* _Problem requirements_
Examine each line of the data. Copy those that contain the string "软件详情".

Stored data entries
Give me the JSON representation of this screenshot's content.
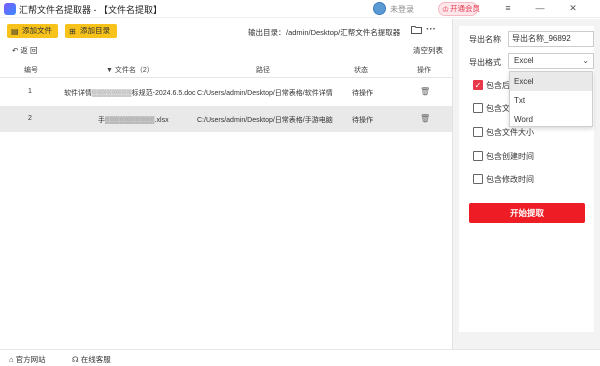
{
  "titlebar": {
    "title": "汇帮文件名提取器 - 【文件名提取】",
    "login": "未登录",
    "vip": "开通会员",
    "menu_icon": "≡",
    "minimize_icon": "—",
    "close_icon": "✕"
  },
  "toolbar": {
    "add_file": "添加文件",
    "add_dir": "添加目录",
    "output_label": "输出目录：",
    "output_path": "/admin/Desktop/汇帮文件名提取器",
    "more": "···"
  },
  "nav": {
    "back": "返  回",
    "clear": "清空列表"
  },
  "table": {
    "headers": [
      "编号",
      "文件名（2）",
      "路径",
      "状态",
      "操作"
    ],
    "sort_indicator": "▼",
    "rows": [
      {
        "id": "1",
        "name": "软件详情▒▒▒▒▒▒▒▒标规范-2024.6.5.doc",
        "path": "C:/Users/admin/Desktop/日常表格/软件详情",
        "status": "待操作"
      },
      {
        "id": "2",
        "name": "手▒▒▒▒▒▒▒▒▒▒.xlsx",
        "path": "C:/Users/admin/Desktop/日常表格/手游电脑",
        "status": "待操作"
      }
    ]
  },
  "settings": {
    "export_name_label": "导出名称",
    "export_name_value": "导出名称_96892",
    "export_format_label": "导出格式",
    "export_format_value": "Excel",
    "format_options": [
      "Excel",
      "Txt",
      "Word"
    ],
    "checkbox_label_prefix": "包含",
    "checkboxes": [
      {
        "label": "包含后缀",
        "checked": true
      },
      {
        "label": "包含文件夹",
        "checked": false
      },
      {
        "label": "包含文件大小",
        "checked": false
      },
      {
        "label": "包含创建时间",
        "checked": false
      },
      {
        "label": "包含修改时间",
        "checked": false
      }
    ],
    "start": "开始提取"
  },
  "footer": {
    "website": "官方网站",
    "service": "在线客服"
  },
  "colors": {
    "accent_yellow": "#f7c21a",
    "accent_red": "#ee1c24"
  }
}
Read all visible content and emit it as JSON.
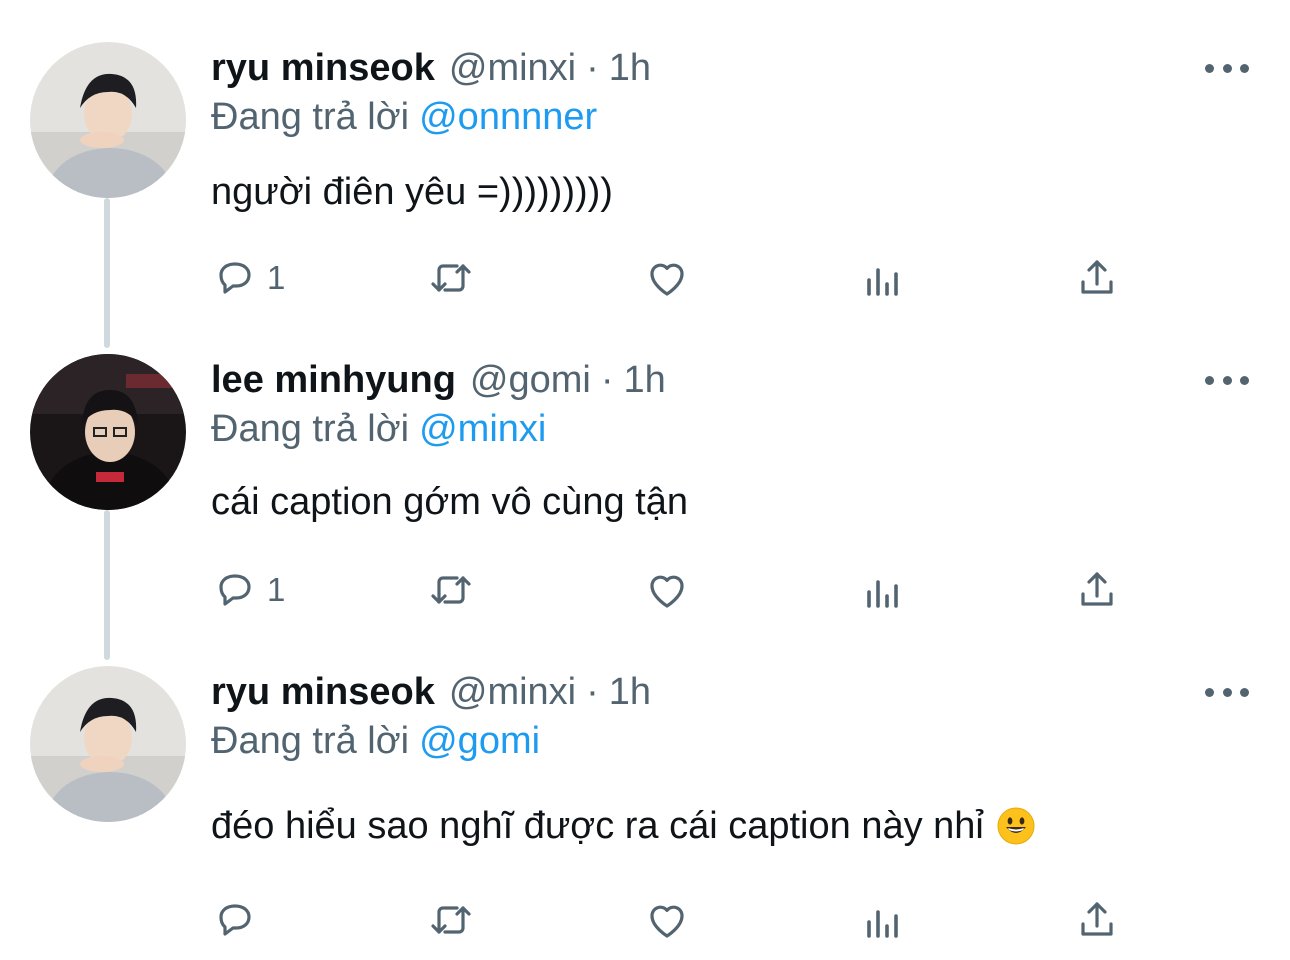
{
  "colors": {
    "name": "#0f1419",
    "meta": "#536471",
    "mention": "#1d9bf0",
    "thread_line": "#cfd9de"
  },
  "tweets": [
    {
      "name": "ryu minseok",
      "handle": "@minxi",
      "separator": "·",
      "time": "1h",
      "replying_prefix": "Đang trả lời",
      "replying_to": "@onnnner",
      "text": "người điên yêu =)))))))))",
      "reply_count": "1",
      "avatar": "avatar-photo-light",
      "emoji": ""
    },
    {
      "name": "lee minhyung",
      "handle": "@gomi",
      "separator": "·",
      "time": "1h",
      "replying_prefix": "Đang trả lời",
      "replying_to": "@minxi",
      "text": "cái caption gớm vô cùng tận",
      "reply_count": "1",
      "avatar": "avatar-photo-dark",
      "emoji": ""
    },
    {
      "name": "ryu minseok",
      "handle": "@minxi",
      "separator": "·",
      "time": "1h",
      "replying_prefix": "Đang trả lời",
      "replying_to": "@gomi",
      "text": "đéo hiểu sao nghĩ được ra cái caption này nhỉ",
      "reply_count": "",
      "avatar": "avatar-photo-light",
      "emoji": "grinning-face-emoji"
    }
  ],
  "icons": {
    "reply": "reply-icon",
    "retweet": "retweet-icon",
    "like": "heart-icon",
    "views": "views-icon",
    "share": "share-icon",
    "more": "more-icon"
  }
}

---

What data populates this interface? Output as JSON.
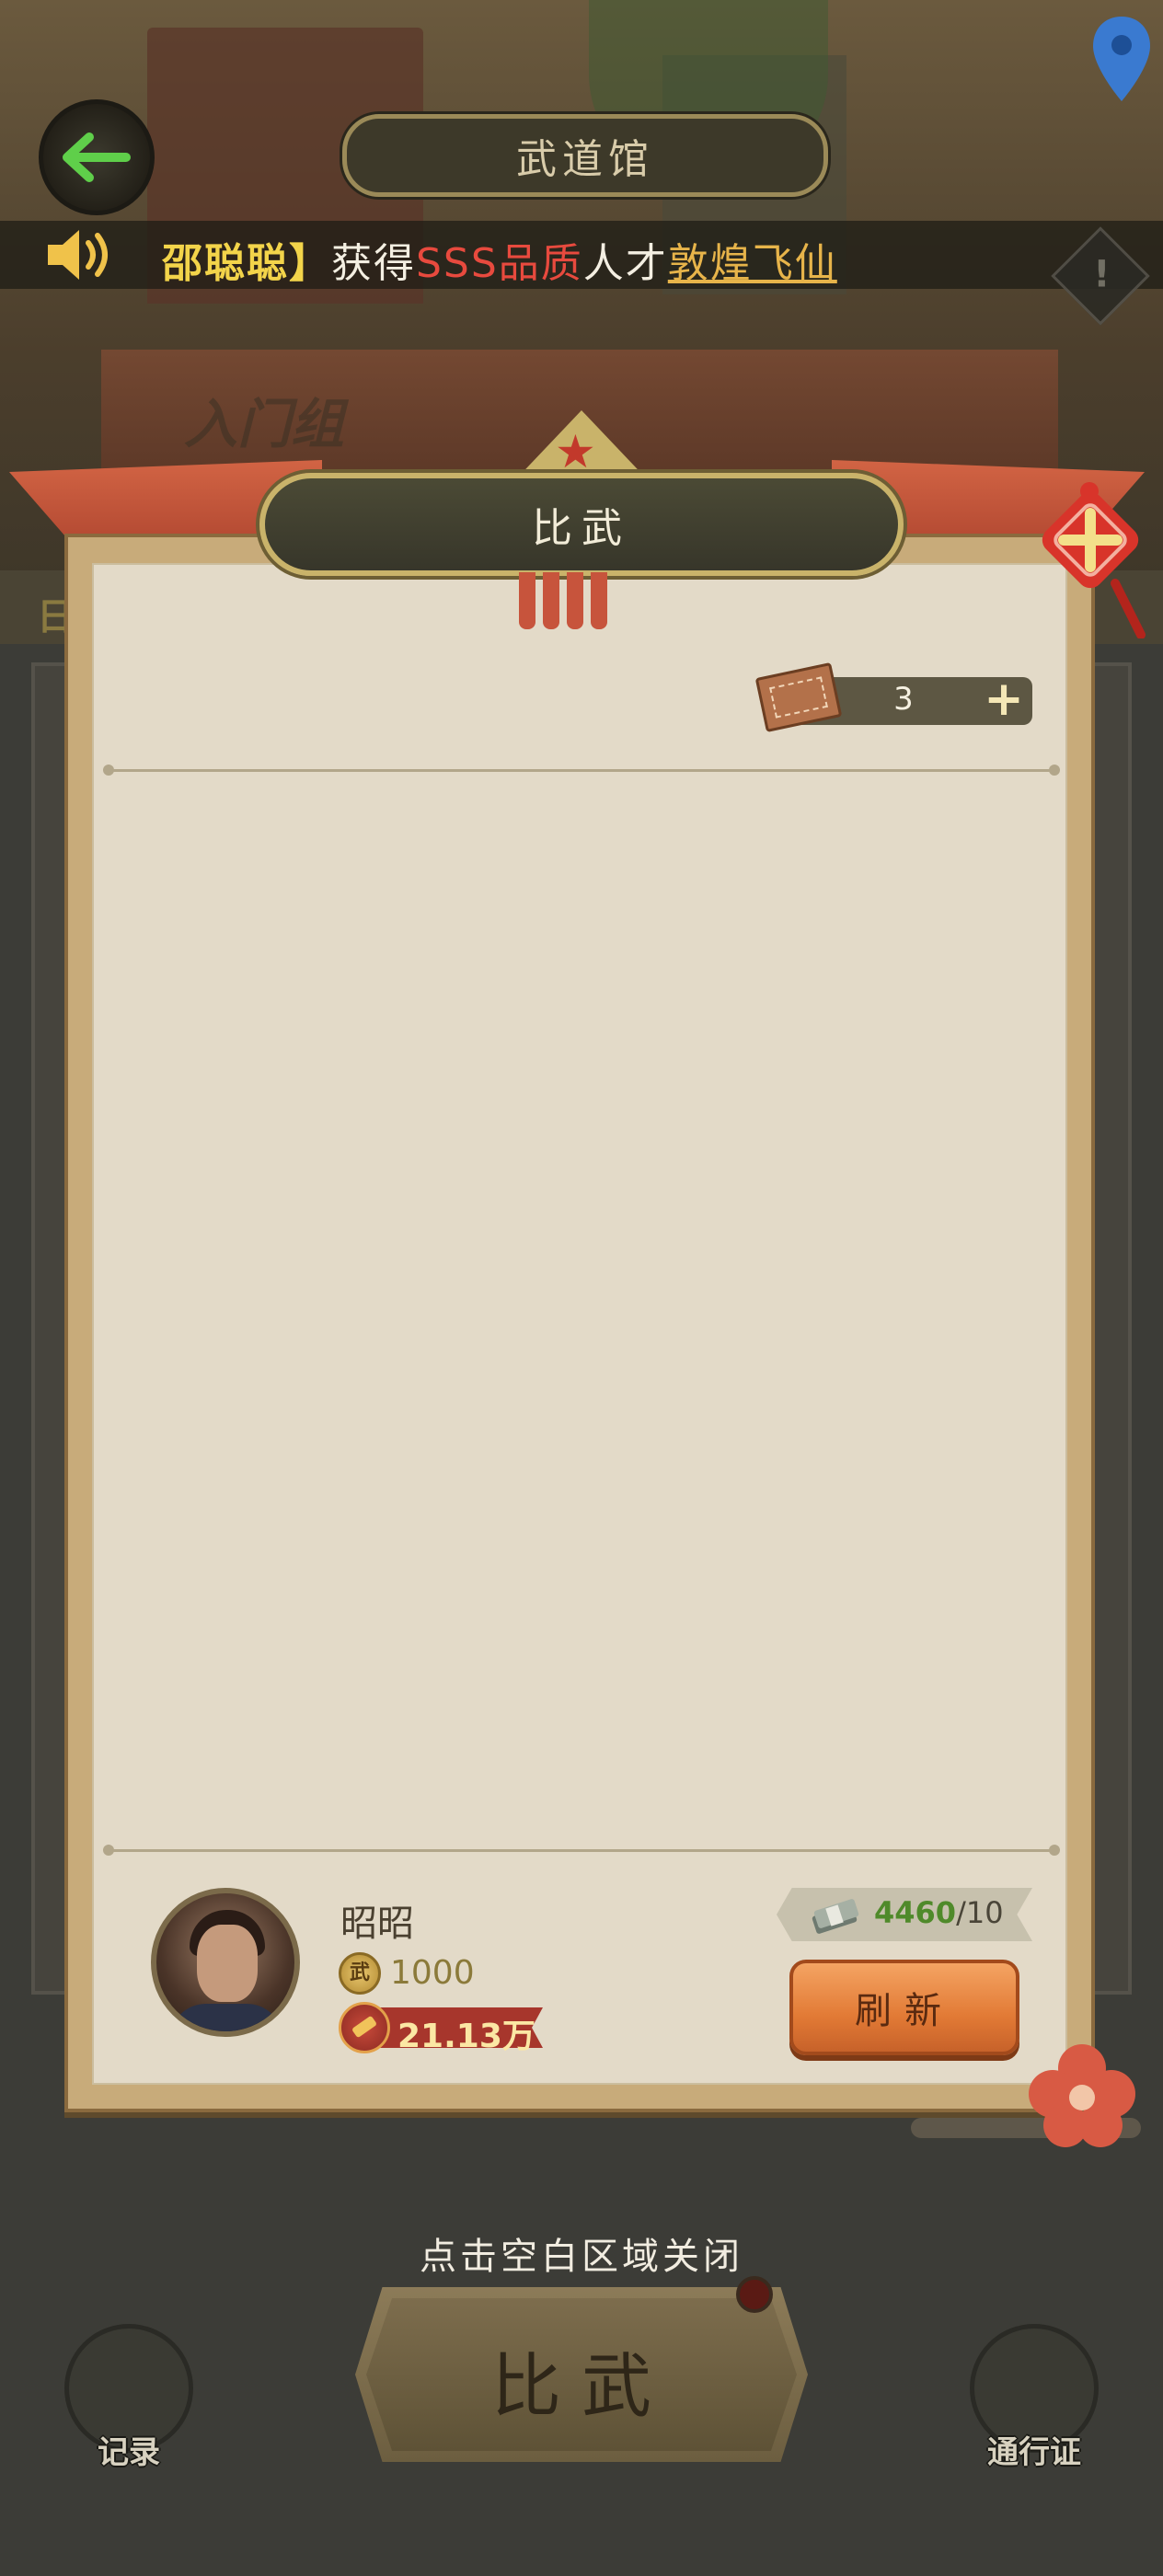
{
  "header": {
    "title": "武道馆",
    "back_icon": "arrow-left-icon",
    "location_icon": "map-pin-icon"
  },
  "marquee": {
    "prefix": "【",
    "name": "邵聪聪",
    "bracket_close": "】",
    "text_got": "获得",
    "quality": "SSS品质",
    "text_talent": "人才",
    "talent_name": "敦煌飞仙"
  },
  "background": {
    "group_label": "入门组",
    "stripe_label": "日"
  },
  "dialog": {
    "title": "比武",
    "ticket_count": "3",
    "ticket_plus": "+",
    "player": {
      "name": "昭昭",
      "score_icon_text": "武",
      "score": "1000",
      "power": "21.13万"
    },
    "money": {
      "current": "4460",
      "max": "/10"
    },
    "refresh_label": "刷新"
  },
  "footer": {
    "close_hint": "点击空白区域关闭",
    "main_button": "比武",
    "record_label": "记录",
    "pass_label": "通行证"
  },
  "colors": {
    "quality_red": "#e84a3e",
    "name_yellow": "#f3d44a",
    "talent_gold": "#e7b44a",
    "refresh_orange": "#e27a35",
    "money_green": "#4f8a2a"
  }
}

* _Answer to the exercise_
        "name": "软件详情▒▒▒▒▒▒▒▒标规范-2024.6.5.doc",
        "path": "C:/Users/admin/Desktop/日常表格/软件详情",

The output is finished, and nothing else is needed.